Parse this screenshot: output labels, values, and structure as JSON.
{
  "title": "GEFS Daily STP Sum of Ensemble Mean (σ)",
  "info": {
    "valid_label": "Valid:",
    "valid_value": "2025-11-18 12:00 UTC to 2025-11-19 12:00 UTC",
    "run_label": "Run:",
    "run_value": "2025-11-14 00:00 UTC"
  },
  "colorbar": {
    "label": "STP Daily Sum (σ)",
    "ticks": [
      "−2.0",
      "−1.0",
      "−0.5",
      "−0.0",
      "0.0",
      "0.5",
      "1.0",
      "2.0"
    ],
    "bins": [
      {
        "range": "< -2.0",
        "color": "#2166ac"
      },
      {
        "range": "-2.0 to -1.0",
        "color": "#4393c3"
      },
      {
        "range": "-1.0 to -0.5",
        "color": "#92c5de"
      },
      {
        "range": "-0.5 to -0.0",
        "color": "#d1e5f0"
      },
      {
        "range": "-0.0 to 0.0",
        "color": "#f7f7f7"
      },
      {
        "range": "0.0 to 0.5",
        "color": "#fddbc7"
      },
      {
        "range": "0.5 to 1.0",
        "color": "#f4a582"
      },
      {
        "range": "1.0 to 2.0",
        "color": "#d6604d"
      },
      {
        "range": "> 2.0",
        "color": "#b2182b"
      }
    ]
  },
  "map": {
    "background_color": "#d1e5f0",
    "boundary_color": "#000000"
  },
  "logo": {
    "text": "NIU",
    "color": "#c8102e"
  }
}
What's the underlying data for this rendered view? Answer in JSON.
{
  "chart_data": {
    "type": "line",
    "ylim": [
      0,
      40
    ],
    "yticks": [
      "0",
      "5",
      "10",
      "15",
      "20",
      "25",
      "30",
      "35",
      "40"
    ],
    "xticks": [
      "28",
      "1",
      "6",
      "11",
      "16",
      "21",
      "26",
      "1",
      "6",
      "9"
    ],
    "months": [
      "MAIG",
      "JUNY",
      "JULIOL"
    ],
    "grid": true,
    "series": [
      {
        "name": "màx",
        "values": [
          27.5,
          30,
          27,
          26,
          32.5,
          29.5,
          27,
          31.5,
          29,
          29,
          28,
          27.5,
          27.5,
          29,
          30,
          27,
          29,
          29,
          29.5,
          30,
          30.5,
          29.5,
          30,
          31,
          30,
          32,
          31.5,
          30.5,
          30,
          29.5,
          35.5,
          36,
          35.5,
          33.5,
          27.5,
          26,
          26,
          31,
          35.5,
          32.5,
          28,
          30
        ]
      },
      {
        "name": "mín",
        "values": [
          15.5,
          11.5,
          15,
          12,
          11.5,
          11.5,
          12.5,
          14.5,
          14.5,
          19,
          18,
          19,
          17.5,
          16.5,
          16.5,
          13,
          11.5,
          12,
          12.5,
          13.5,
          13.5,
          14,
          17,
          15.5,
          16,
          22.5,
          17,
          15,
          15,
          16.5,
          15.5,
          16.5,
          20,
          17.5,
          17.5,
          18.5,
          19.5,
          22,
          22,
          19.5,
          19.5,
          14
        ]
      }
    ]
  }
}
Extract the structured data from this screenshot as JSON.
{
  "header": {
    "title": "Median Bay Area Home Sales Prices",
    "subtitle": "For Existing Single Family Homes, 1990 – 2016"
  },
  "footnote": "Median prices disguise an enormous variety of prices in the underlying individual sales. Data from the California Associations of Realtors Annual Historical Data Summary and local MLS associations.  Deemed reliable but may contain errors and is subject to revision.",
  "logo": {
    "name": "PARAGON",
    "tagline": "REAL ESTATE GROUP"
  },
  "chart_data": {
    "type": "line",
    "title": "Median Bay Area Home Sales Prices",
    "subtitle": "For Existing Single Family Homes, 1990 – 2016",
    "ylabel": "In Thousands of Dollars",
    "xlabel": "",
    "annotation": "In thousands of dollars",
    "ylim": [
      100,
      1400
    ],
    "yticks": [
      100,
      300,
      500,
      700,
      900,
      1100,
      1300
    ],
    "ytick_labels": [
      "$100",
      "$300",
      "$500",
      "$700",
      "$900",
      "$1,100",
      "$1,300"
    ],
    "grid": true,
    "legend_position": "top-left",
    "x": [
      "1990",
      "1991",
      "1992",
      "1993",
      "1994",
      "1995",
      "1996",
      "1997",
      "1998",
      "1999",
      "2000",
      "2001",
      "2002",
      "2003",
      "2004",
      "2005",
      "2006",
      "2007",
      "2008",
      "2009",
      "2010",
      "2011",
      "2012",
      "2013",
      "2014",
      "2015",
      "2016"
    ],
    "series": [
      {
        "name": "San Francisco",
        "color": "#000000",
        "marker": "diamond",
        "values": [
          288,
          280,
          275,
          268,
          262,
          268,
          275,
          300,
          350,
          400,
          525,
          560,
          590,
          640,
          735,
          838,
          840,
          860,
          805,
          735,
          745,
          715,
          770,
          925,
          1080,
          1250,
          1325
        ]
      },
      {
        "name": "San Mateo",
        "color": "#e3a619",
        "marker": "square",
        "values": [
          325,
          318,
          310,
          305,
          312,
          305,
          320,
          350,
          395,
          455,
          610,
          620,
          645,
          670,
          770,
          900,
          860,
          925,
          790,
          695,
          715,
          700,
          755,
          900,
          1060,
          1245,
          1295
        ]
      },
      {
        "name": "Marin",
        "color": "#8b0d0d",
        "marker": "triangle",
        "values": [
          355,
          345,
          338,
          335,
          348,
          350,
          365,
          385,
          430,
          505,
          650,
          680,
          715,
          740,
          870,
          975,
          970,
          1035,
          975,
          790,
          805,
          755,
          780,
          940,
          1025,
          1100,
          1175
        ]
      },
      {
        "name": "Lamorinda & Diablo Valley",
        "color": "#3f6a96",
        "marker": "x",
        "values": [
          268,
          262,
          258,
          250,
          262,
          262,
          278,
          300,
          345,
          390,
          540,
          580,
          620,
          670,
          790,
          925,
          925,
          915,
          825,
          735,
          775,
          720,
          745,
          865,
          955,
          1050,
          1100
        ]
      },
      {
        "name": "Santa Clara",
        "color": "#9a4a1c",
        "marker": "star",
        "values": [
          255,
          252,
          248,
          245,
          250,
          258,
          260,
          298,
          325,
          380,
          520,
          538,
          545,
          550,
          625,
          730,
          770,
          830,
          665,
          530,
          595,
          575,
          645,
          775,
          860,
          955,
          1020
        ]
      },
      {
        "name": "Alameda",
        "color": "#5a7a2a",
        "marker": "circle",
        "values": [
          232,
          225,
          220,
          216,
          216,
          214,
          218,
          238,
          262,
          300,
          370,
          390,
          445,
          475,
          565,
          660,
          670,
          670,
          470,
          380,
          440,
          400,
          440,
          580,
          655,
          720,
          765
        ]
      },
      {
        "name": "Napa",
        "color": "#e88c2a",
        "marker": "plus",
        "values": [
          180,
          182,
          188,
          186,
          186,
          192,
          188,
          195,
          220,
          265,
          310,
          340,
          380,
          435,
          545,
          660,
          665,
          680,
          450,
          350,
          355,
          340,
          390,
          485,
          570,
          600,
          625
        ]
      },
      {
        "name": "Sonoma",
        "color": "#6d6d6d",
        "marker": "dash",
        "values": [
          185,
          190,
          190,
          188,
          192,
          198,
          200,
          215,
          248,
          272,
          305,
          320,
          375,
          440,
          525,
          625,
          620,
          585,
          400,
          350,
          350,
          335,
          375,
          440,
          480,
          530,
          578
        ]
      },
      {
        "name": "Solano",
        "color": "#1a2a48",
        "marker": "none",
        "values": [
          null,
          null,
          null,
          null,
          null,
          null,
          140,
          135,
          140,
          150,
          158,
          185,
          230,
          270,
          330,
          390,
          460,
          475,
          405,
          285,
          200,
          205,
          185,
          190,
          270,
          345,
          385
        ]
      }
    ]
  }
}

_ _ _ _ _

# TASK
Copy out each record exactly as given, omitting none.

# THE REPLY
Parse this screenshot: output labels, values, and structure as JSON.
{
  "title": "GEFS Daily STP Sum of Ensemble Mean (σ)",
  "info": {
    "valid_label": "Valid:",
    "valid_value": "2025-11-18 12:00 UTC to 2025-11-19 12:00 UTC",
    "run_label": "Run:",
    "run_value": "2025-11-14 00:00 UTC"
  },
  "colorbar": {
    "label": "STP Daily Sum (σ)",
    "ticks": [
      "−2.0",
      "−1.0",
      "−0.5",
      "−0.0",
      "0.0",
      "0.5",
      "1.0",
      "2.0"
    ],
    "bins": [
      {
        "range": "< -2.0",
        "color": "#2166ac"
      },
      {
        "range": "-2.0 to -1.0",
        "color": "#4393c3"
      },
      {
        "range": "-1.0 to -0.5",
        "color": "#92c5de"
      },
      {
        "range": "-0.5 to -0.0",
        "color": "#d1e5f0"
      },
      {
        "range": "-0.0 to 0.0",
        "color": "#f7f7f7"
      },
      {
        "range": "0.0 to 0.5",
        "color": "#fddbc7"
      },
      {
        "range": "0.5 to 1.0",
        "color": "#f4a582"
      },
      {
        "range": "1.0 to 2.0",
        "color": "#d6604d"
      },
      {
        "range": "> 2.0",
        "color": "#b2182b"
      }
    ]
  },
  "map": {
    "background_color": "#d1e5f0",
    "boundary_color": "#000000"
  },
  "logo": {
    "text": "NIU",
    "color": "#c8102e"
  }
}
What's the underlying data for this rendered view? Answer in JSON.
{
  "chart_data": {
    "type": "line",
    "ylim": [
      0,
      40
    ],
    "yticks": [
      "0",
      "5",
      "10",
      "15",
      "20",
      "25",
      "30",
      "35",
      "40"
    ],
    "xticks": [
      "28",
      "1",
      "6",
      "11",
      "16",
      "21",
      "26",
      "1",
      "6",
      "9"
    ],
    "months": [
      "MAIG",
      "JUNY",
      "JULIOL"
    ],
    "grid": true,
    "series": [
      {
        "name": "màx",
        "values": [
          27.5,
          30,
          27,
          26,
          32.5,
          29.5,
          27,
          31.5,
          29,
          29,
          28,
          27.5,
          27.5,
          29,
          30,
          27,
          29,
          29,
          29.5,
          30,
          30.5,
          29.5,
          30,
          31,
          30,
          32,
          31.5,
          30.5,
          30,
          29.5,
          35.5,
          36,
          35.5,
          33.5,
          27.5,
          26,
          26,
          31,
          35.5,
          32.5,
          28,
          30
        ]
      },
      {
        "name": "mín",
        "values": [
          15.5,
          11.5,
          15,
          12,
          11.5,
          11.5,
          12.5,
          14.5,
          14.5,
          19,
          18,
          19,
          17.5,
          16.5,
          16.5,
          13,
          11.5,
          12,
          12.5,
          13.5,
          13.5,
          14,
          17,
          15.5,
          16,
          22.5,
          17,
          15,
          15,
          16.5,
          15.5,
          16.5,
          20,
          17.5,
          17.5,
          18.5,
          19.5,
          22,
          22,
          19.5,
          19.5,
          14
        ]
      }
    ]
  }
}
Extract the structured data from this screenshot as JSON.
{
  "header": {
    "title": "Median Bay Area Home Sales Prices",
    "subtitle": "For Existing Single Family Homes, 1990 – 2016"
  },
  "footnote": "Median prices disguise an enormous variety of prices in the underlying individual sales. Data from the California Associations of Realtors Annual Historical Data Summary and local MLS associations.  Deemed reliable but may contain errors and is subject to revision.",
  "logo": {
    "name": "PARAGON",
    "tagline": "REAL ESTATE GROUP"
  },
  "chart_data": {
    "type": "line",
    "title": "Median Bay Area Home Sales Prices",
    "subtitle": "For Existing Single Family Homes, 1990 – 2016",
    "ylabel": "In Thousands of Dollars",
    "xlabel": "",
    "annotation": "In thousands of dollars",
    "ylim": [
      100,
      1400
    ],
    "yticks": [
      100,
      300,
      500,
      700,
      900,
      1100,
      1300
    ],
    "ytick_labels": [
      "$100",
      "$300",
      "$500",
      "$700",
      "$900",
      "$1,100",
      "$1,300"
    ],
    "grid": true,
    "legend_position": "top-left",
    "x": [
      "1990",
      "1991",
      "1992",
      "1993",
      "1994",
      "1995",
      "1996",
      "1997",
      "1998",
      "1999",
      "2000",
      "2001",
      "2002",
      "2003",
      "2004",
      "2005",
      "2006",
      "2007",
      "2008",
      "2009",
      "2010",
      "2011",
      "2012",
      "2013",
      "2014",
      "2015",
      "2016"
    ],
    "series": [
      {
        "name": "San Francisco",
        "color": "#000000",
        "marker": "diamond",
        "values": [
          288,
          280,
          275,
          268,
          262,
          268,
          275,
          300,
          350,
          400,
          525,
          560,
          590,
          640,
          735,
          838,
          840,
          860,
          805,
          735,
          745,
          715,
          770,
          925,
          1080,
          1250,
          1325
        ]
      },
      {
        "name": "San Mateo",
        "color": "#e3a619",
        "marker": "square",
        "values": [
          325,
          318,
          310,
          305,
          312,
          305,
          320,
          350,
          395,
          455,
          610,
          620,
          645,
          670,
          770,
          900,
          860,
          925,
          790,
          695,
          715,
          700,
          755,
          900,
          1060,
          1245,
          1295
        ]
      },
      {
        "name": "Marin",
        "color": "#8b0d0d",
        "marker": "triangle",
        "values": [
          355,
          345,
          338,
          335,
          348,
          350,
          365,
          385,
          430,
          505,
          650,
          680,
          715,
          740,
          870,
          975,
          970,
          1035,
          975,
          790,
          805,
          755,
          780,
          940,
          1025,
          1100,
          1175
        ]
      },
      {
        "name": "Lamorinda & Diablo Valley",
        "color": "#3f6a96",
        "marker": "x",
        "values": [
          268,
          262,
          258,
          250,
          262,
          262,
          278,
          300,
          345,
          390,
          540,
          580,
          620,
          670,
          790,
          925,
          925,
          915,
          825,
          735,
          775,
          720,
          745,
          865,
          955,
          1050,
          1100
        ]
      },
      {
        "name": "Santa Clara",
        "color": "#9a4a1c",
        "marker": "star",
        "values": [
          255,
          252,
          248,
          245,
          250,
          258,
          260,
          298,
          325,
          380,
          520,
          538,
          545,
          550,
          625,
          730,
          770,
          830,
          665,
          530,
          595,
          575,
          645,
          775,
          860,
          955,
          1020
        ]
      },
      {
        "name": "Alameda",
        "color": "#5a7a2a",
        "marker": "circle",
        "values": [
          232,
          225,
          220,
          216,
          216,
          214,
          218,
          238,
          262,
          300,
          370,
          390,
          445,
          475,
          565,
          660,
          670,
          670,
          470,
          380,
          440,
          400,
          440,
          580,
          655,
          720,
          765
        ]
      },
      {
        "name": "Napa",
        "color": "#e88c2a",
        "marker": "plus",
        "values": [
          180,
          182,
          188,
          186,
          186,
          192,
          188,
          195,
          220,
          265,
          310,
          340,
          380,
          435,
          545,
          660,
          665,
          680,
          450,
          350,
          355,
          340,
          390,
          485,
          570,
          600,
          625
        ]
      },
      {
        "name": "Sonoma",
        "color": "#6d6d6d",
        "marker": "dash",
        "values": [
          185,
          190,
          190,
          188,
          192,
          198,
          200,
          215,
          248,
          272,
          305,
          320,
          375,
          440,
          525,
          625,
          620,
          585,
          400,
          350,
          350,
          335,
          375,
          440,
          480,
          530,
          578
        ]
      },
      {
        "name": "Solano",
        "color": "#1a2a48",
        "marker": "none",
        "values": [
          null,
          null,
          null,
          null,
          null,
          null,
          140,
          135,
          140,
          150,
          158,
          185,
          230,
          270,
          330,
          390,
          460,
          475,
          405,
          285,
          200,
          205,
          185,
          190,
          270,
          345,
          385
        ]
      }
    ]
  }
}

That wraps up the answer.